# PROBLEM STATEMENT
Identify each line holding the string "type" and copy it.

# Records contained in a dataset
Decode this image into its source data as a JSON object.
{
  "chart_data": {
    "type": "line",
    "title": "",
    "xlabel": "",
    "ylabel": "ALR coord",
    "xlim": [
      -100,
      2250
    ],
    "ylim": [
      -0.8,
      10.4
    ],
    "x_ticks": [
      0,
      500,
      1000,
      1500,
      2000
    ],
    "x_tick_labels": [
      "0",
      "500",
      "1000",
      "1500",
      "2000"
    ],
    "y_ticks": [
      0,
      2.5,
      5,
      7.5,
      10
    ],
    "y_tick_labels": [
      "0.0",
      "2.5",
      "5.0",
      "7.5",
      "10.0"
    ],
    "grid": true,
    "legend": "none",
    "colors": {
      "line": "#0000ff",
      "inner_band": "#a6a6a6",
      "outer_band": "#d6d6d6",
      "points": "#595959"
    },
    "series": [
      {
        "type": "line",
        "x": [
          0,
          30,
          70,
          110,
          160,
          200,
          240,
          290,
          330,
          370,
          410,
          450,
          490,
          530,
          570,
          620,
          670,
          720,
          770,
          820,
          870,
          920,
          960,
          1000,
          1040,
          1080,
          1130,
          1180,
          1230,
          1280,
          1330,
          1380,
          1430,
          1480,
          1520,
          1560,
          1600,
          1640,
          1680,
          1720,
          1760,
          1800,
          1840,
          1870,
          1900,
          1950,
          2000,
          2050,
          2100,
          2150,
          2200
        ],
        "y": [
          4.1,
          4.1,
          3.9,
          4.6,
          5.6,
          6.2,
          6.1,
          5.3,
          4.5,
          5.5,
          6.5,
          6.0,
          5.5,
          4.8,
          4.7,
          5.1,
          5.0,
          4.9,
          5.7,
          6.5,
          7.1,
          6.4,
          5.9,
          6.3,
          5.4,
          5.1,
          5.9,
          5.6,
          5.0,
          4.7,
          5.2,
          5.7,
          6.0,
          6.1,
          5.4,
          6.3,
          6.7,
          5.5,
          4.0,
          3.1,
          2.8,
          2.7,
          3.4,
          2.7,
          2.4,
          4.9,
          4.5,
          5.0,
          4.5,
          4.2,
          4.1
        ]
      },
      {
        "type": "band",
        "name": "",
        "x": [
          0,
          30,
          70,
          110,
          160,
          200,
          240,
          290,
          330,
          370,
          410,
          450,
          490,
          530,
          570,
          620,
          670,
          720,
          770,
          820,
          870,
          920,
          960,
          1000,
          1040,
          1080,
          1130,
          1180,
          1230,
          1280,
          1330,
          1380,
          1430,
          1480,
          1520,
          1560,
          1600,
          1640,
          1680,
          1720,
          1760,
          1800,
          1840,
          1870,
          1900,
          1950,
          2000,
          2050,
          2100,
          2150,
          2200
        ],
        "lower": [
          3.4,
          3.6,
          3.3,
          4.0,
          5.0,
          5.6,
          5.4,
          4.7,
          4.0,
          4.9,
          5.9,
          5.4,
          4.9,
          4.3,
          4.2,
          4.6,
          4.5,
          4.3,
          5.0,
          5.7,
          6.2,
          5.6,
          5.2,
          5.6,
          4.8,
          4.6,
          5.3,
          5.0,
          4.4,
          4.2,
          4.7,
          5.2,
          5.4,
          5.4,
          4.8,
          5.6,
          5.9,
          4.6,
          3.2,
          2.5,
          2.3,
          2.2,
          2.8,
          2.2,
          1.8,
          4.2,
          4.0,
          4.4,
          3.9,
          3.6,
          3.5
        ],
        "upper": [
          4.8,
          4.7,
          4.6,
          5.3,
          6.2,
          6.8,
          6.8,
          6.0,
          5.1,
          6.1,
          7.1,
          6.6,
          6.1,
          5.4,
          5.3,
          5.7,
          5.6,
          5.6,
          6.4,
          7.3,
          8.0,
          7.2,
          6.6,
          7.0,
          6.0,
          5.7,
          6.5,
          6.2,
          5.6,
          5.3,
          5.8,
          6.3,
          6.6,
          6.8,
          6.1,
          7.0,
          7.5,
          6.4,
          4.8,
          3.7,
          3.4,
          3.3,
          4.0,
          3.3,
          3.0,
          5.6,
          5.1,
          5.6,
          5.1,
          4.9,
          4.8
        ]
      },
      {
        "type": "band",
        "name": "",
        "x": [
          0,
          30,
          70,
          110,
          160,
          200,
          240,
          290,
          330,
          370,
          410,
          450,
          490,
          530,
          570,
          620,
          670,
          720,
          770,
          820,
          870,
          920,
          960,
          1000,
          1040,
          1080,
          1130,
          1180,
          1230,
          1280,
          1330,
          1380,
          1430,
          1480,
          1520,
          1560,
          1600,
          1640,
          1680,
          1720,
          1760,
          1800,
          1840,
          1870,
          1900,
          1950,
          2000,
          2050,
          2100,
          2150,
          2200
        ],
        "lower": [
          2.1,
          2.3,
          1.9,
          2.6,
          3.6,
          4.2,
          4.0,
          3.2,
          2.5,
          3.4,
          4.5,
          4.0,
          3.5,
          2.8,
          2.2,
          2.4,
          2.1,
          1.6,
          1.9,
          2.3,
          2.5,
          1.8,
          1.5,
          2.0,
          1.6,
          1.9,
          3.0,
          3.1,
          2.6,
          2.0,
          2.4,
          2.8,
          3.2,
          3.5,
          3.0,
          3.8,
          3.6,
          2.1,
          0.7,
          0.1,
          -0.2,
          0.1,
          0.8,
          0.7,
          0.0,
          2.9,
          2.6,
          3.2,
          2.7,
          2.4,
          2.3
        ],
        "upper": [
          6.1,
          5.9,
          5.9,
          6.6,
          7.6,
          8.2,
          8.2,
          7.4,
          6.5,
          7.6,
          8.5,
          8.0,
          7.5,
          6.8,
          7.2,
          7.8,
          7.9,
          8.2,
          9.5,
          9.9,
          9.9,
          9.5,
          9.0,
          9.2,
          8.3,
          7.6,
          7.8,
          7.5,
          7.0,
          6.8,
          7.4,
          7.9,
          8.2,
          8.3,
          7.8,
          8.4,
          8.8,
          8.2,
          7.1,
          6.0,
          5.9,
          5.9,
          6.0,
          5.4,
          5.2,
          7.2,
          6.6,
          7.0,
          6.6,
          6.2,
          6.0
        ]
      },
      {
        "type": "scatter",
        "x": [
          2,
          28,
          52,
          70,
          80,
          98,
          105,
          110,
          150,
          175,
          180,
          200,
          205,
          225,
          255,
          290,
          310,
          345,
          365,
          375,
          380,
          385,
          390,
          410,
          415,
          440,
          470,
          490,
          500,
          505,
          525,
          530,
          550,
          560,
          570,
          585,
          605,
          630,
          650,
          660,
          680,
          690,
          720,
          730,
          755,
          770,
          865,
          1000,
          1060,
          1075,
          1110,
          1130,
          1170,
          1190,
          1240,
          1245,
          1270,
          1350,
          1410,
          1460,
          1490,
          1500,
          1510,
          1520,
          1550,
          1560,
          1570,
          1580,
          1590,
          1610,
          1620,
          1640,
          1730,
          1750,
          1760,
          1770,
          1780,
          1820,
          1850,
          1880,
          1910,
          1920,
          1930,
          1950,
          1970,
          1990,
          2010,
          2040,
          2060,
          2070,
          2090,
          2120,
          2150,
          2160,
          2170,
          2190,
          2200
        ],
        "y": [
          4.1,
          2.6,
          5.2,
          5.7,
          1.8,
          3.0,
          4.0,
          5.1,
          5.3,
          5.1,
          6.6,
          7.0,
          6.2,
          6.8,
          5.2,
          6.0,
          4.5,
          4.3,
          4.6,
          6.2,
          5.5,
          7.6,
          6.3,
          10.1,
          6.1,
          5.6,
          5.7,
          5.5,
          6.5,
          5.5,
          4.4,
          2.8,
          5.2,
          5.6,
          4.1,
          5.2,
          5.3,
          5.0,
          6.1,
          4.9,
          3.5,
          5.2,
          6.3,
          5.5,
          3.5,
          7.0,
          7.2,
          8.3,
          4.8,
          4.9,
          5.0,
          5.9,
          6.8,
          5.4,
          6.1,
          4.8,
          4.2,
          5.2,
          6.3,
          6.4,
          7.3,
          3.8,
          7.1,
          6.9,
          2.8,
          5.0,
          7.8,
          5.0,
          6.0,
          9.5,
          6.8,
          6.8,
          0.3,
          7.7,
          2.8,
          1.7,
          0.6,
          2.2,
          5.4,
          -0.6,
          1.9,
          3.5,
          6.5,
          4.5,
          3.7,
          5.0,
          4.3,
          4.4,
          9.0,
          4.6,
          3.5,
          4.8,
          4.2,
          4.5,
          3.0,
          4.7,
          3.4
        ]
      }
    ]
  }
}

# ANSWER TO THE TASK
    "type": "line",
        "type": "line",
        "type": "band",
        "type": "band",
        "type": "scatter",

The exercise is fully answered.